» **Objective**
Within the data that follows, how many lines carry the string "بستری"? Give the number alone.

Extracts from a graphics dataset:
┄┄┄┄┄┄┄┄┄┄
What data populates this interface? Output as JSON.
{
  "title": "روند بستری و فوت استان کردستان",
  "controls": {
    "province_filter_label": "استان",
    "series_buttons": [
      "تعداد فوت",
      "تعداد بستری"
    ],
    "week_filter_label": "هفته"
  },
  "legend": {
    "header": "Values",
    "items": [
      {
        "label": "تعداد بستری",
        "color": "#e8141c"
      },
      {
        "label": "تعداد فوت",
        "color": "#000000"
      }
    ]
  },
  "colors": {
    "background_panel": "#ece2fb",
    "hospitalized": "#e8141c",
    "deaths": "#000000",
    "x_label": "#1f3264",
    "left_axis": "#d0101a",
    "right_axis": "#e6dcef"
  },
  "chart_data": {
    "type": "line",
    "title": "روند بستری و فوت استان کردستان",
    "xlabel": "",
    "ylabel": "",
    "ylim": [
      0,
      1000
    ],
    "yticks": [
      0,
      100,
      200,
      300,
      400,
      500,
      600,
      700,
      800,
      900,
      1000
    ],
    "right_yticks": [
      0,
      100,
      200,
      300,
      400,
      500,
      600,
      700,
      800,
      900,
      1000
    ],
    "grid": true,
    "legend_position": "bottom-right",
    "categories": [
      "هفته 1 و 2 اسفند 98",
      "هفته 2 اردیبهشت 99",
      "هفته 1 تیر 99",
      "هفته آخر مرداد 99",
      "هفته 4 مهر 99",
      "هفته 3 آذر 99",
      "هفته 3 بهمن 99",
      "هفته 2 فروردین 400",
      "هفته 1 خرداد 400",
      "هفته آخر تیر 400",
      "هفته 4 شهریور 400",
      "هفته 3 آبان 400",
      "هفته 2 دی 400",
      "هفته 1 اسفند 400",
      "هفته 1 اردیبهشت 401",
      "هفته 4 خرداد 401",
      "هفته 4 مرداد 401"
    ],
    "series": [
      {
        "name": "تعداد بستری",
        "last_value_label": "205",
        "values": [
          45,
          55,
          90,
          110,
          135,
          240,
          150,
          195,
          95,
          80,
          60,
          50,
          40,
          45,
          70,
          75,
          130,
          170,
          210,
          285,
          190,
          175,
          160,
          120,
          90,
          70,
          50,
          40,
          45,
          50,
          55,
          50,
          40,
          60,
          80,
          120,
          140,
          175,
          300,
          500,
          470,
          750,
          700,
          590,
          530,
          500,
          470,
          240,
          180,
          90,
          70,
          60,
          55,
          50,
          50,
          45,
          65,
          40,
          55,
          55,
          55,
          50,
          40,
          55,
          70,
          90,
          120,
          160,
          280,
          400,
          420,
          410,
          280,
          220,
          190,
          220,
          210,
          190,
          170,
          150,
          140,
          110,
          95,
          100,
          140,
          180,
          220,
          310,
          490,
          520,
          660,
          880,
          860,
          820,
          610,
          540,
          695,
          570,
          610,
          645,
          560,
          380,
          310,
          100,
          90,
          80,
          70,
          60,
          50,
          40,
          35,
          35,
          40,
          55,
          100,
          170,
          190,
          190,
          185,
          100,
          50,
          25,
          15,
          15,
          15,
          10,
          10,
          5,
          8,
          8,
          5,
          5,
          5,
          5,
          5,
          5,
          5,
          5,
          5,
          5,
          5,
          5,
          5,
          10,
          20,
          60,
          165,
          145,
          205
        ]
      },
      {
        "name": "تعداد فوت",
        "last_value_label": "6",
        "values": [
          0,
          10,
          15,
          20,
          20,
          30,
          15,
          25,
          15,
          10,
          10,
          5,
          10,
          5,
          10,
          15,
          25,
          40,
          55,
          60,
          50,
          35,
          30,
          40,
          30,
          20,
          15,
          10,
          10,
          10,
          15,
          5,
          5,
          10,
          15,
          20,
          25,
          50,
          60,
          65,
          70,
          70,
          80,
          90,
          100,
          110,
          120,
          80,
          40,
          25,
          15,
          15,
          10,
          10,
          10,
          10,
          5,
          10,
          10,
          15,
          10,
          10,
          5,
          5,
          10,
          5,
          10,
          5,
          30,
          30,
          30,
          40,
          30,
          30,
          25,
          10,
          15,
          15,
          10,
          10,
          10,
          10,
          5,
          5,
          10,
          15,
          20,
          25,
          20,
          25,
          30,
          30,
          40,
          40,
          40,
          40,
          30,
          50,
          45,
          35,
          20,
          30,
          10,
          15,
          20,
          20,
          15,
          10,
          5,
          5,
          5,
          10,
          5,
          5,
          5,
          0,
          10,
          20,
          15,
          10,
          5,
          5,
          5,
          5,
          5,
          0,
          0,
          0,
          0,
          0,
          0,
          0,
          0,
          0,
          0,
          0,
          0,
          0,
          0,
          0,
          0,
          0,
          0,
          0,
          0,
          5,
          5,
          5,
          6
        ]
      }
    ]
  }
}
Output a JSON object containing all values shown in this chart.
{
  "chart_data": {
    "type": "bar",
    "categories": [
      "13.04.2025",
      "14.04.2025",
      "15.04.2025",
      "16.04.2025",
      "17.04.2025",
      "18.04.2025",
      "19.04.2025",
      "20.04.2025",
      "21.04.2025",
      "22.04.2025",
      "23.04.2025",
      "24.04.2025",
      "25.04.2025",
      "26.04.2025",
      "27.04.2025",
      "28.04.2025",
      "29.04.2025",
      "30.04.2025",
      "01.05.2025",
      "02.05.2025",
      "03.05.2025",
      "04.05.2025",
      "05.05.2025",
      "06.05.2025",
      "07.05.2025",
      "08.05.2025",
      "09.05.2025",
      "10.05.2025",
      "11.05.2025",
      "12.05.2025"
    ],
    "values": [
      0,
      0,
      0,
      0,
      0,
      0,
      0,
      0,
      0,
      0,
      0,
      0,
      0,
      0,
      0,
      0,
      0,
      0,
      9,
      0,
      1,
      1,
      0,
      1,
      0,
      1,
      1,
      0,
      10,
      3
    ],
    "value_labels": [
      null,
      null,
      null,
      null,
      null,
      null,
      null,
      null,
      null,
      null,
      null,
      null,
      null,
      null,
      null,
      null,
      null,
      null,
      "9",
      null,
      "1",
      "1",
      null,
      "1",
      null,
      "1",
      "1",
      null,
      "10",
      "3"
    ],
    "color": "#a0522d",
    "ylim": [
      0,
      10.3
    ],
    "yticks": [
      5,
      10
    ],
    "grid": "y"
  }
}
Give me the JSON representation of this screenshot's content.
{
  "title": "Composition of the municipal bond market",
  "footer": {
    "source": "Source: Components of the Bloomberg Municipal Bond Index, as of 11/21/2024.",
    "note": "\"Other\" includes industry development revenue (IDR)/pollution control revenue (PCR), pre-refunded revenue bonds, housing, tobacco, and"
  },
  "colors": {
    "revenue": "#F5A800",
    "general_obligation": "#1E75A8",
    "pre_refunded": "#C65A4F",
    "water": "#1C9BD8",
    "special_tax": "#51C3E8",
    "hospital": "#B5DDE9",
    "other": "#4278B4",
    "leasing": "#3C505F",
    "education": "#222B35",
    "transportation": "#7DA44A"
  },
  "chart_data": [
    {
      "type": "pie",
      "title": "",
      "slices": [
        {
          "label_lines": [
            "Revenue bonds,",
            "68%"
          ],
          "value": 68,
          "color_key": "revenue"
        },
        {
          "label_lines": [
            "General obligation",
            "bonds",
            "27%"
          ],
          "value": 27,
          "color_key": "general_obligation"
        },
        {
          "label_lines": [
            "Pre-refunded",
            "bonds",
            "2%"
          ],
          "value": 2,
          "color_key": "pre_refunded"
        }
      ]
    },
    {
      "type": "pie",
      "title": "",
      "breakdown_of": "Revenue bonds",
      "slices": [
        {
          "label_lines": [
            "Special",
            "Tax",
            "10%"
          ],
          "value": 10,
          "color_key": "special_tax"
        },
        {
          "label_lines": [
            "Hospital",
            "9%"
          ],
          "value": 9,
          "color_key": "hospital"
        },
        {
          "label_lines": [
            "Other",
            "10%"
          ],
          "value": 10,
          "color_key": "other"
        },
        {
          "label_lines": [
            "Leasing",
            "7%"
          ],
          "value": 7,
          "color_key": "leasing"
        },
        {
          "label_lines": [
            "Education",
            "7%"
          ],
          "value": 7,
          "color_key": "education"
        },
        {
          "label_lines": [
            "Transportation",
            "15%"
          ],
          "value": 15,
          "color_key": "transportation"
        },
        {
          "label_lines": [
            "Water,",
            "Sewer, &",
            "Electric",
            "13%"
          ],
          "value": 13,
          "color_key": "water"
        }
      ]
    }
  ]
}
┄┄┄┄┄┄┄┄┄┄
» **Response below**
5